The task: With the pictures omitted, write out the entries that follow exactly as they stand.

(A block of data)
-*-*-

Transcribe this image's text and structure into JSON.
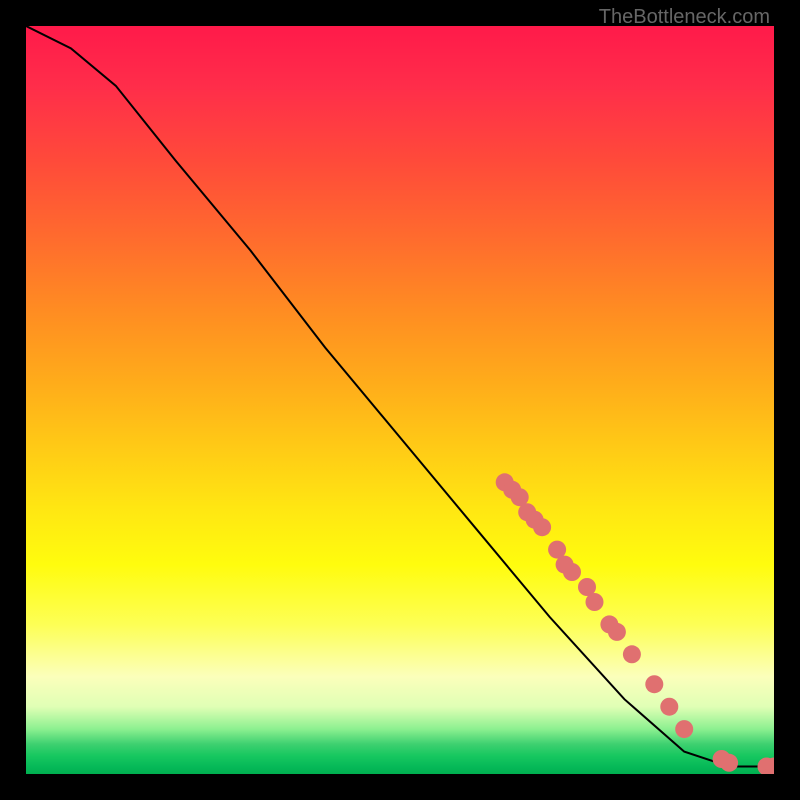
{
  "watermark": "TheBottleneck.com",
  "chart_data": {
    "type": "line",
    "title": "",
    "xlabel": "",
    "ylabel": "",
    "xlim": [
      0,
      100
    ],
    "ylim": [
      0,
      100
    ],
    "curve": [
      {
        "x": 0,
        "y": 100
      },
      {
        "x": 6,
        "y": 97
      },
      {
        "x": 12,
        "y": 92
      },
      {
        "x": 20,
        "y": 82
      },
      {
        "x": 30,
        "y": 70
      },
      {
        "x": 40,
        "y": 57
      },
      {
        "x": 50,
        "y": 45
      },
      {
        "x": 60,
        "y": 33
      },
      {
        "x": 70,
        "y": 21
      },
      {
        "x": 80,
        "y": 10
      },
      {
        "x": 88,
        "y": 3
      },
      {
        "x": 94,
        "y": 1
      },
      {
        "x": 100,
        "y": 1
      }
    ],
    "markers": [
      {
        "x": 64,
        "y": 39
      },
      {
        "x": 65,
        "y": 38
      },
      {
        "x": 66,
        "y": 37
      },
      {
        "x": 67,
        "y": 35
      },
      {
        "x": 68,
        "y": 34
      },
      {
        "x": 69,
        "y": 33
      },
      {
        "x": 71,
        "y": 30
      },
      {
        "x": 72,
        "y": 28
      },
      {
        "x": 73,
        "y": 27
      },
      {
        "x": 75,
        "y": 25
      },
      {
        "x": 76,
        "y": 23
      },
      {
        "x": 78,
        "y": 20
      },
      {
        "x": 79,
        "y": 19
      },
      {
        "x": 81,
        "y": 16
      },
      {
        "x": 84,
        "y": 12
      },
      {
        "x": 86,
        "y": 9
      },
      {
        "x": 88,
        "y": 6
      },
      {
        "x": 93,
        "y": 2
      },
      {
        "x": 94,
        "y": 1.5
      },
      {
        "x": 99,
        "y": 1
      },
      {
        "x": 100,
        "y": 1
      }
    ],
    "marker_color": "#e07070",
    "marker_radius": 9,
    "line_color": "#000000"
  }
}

-*-*-

Result of this task:
Transcribe this image's text and structure into JSON.
{
  "watermark": "TheBottleneck.com",
  "chart_data": {
    "type": "line",
    "title": "",
    "xlabel": "",
    "ylabel": "",
    "xlim": [
      0,
      100
    ],
    "ylim": [
      0,
      100
    ],
    "curve": [
      {
        "x": 0,
        "y": 100
      },
      {
        "x": 6,
        "y": 97
      },
      {
        "x": 12,
        "y": 92
      },
      {
        "x": 20,
        "y": 82
      },
      {
        "x": 30,
        "y": 70
      },
      {
        "x": 40,
        "y": 57
      },
      {
        "x": 50,
        "y": 45
      },
      {
        "x": 60,
        "y": 33
      },
      {
        "x": 70,
        "y": 21
      },
      {
        "x": 80,
        "y": 10
      },
      {
        "x": 88,
        "y": 3
      },
      {
        "x": 94,
        "y": 1
      },
      {
        "x": 100,
        "y": 1
      }
    ],
    "markers": [
      {
        "x": 64,
        "y": 39
      },
      {
        "x": 65,
        "y": 38
      },
      {
        "x": 66,
        "y": 37
      },
      {
        "x": 67,
        "y": 35
      },
      {
        "x": 68,
        "y": 34
      },
      {
        "x": 69,
        "y": 33
      },
      {
        "x": 71,
        "y": 30
      },
      {
        "x": 72,
        "y": 28
      },
      {
        "x": 73,
        "y": 27
      },
      {
        "x": 75,
        "y": 25
      },
      {
        "x": 76,
        "y": 23
      },
      {
        "x": 78,
        "y": 20
      },
      {
        "x": 79,
        "y": 19
      },
      {
        "x": 81,
        "y": 16
      },
      {
        "x": 84,
        "y": 12
      },
      {
        "x": 86,
        "y": 9
      },
      {
        "x": 88,
        "y": 6
      },
      {
        "x": 93,
        "y": 2
      },
      {
        "x": 94,
        "y": 1.5
      },
      {
        "x": 99,
        "y": 1
      },
      {
        "x": 100,
        "y": 1
      }
    ],
    "marker_color": "#e07070",
    "marker_radius": 9,
    "line_color": "#000000"
  }
}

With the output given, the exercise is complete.